=== Task prompt ===
Set the whole listing down again without deviation.

= = = = =

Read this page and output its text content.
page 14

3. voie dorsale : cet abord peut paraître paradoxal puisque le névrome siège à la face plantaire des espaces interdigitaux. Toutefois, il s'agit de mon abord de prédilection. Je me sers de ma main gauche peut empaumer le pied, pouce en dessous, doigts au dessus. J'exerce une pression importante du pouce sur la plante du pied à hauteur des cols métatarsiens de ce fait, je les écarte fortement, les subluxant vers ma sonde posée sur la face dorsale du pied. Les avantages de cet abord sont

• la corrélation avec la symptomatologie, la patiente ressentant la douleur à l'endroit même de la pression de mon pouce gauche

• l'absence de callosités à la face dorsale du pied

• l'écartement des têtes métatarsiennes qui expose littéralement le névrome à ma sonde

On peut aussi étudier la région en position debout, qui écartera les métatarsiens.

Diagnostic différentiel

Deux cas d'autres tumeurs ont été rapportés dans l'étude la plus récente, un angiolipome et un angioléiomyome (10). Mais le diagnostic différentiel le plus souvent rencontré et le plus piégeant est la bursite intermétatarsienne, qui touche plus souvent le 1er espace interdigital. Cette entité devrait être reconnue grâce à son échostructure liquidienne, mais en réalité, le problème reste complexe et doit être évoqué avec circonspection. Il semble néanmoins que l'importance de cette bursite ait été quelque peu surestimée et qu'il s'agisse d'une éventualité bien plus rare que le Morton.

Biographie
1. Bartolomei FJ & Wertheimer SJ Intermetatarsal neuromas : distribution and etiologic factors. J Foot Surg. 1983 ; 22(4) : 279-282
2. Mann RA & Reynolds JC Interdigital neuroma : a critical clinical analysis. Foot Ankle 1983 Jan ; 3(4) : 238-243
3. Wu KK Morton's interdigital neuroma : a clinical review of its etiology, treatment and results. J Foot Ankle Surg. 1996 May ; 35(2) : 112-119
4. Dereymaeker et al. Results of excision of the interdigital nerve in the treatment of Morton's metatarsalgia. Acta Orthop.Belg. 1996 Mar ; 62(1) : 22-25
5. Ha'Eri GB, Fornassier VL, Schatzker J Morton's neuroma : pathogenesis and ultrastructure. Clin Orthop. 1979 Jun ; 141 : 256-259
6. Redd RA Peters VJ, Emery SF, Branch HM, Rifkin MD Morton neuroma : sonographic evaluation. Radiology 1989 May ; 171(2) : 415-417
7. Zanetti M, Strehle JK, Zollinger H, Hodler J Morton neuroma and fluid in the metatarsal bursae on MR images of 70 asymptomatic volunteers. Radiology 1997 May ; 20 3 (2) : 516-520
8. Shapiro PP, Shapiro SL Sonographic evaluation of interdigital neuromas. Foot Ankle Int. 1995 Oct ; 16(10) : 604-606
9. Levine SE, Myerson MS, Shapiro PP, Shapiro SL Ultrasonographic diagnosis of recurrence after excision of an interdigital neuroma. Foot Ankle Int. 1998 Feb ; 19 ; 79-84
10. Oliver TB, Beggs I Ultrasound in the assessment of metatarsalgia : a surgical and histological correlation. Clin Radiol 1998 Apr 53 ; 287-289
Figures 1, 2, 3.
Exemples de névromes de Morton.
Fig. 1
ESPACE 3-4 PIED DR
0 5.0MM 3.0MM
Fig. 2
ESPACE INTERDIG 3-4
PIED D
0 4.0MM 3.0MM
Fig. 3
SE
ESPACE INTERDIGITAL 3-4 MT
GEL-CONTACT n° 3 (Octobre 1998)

= = = = =

=== Result for this task ===
Read this page and output its text content.
page 14

3. voie dorsale : cet abord peut paraître paradoxal puisque le névrome siège à la face plantaire des espaces interdigitaux. Toutefois, il s'agit de mon abord de prédilection. Je me sers de ma main gauche peut empaumer le pied, pouce en dessous, doigts au dessus. J'exerce une pression importante du pouce sur la plante du pied à hauteur des cols métatarsiens de ce fait, je les écarte fortement, les subluxant vers ma sonde posée sur la face dorsale du pied. Les avantages de cet abord sont

• la corrélation avec la symptomatologie, la patiente ressentant la douleur à l'endroit même de la pression de mon pouce gauche

• l'absence de callosités à la face dorsale du pied

• l'écartement des têtes métatarsiennes qui expose littéralement le névrome à ma sonde

On peut aussi étudier la région en position debout, qui écartera les métatarsiens.

Diagnostic différentiel

Deux cas d'autres tumeurs ont été rapportés dans l'étude la plus récente, un angiolipome et un angioléiomyome (10). Mais le diagnostic différentiel le plus souvent rencontré et le plus piégeant est la bursite intermétatarsienne, qui touche plus souvent le 1er espace interdigital. Cette entité devrait être reconnue grâce à son échostructure liquidienne, mais en réalité, le problème reste complexe et doit être évoqué avec circonspection. Il semble néanmoins que l'importance de cette bursite ait été quelque peu surestimée et qu'il s'agisse d'une éventualité bien plus rare que le Morton.

Biographie
1. Bartolomei FJ & Wertheimer SJ Intermetatarsal neuromas : distribution and etiologic factors. J Foot Surg. 1983 ; 22(4) : 279-282
2. Mann RA & Reynolds JC Interdigital neuroma : a critical clinical analysis. Foot Ankle 1983 Jan ; 3(4) : 238-243
3. Wu KK Morton's interdigital neuroma : a clinical review of its etiology, treatment and results. J Foot Ankle Surg. 1996 May ; 35(2) : 112-119
4. Dereymaeker et al. Results of excision of the interdigital nerve in the treatment of Morton's metatarsalgia. Acta Orthop.Belg. 1996 Mar ; 62(1) : 22-25
5. Ha'Eri GB, Fornassier VL, Schatzker J Morton's neuroma : pathogenesis and ultrastructure. Clin Orthop. 1979 Jun ; 141 : 256-259
6. Redd RA Peters VJ, Emery SF, Branch HM, Rifkin MD Morton neuroma : sonographic evaluation. Radiology 1989 May ; 171(2) : 415-417
7. Zanetti M, Strehle JK, Zollinger H, Hodler J Morton neuroma and fluid in the metatarsal bursae on MR images of 70 asymptomatic volunteers. Radiology 1997 May ; 20 3 (2) : 516-520
8. Shapiro PP, Shapiro SL Sonographic evaluation of interdigital neuromas. Foot Ankle Int. 1995 Oct ; 16(10) : 604-606
9. Levine SE, Myerson MS, Shapiro PP, Shapiro SL Ultrasonographic diagnosis of recurrence after excision of an interdigital neuroma. Foot Ankle Int. 1998 Feb ; 19 ; 79-84
10. Oliver TB, Beggs I Ultrasound in the assessment of metatarsalgia : a surgical and histological correlation. Clin Radiol 1998 Apr 53 ; 287-289
Figures 1, 2, 3.
Exemples de névromes de Morton.
Fig. 1
ESPACE 3-4 PIED DR
0 5.0MM 3.0MM
Fig. 2
ESPACE INTERDIG 3-4
PIED D
0 4.0MM 3.0MM
Fig. 3
SE
ESPACE INTERDIGITAL 3-4 MT
GEL-CONTACT n° 3 (Octobre 1998)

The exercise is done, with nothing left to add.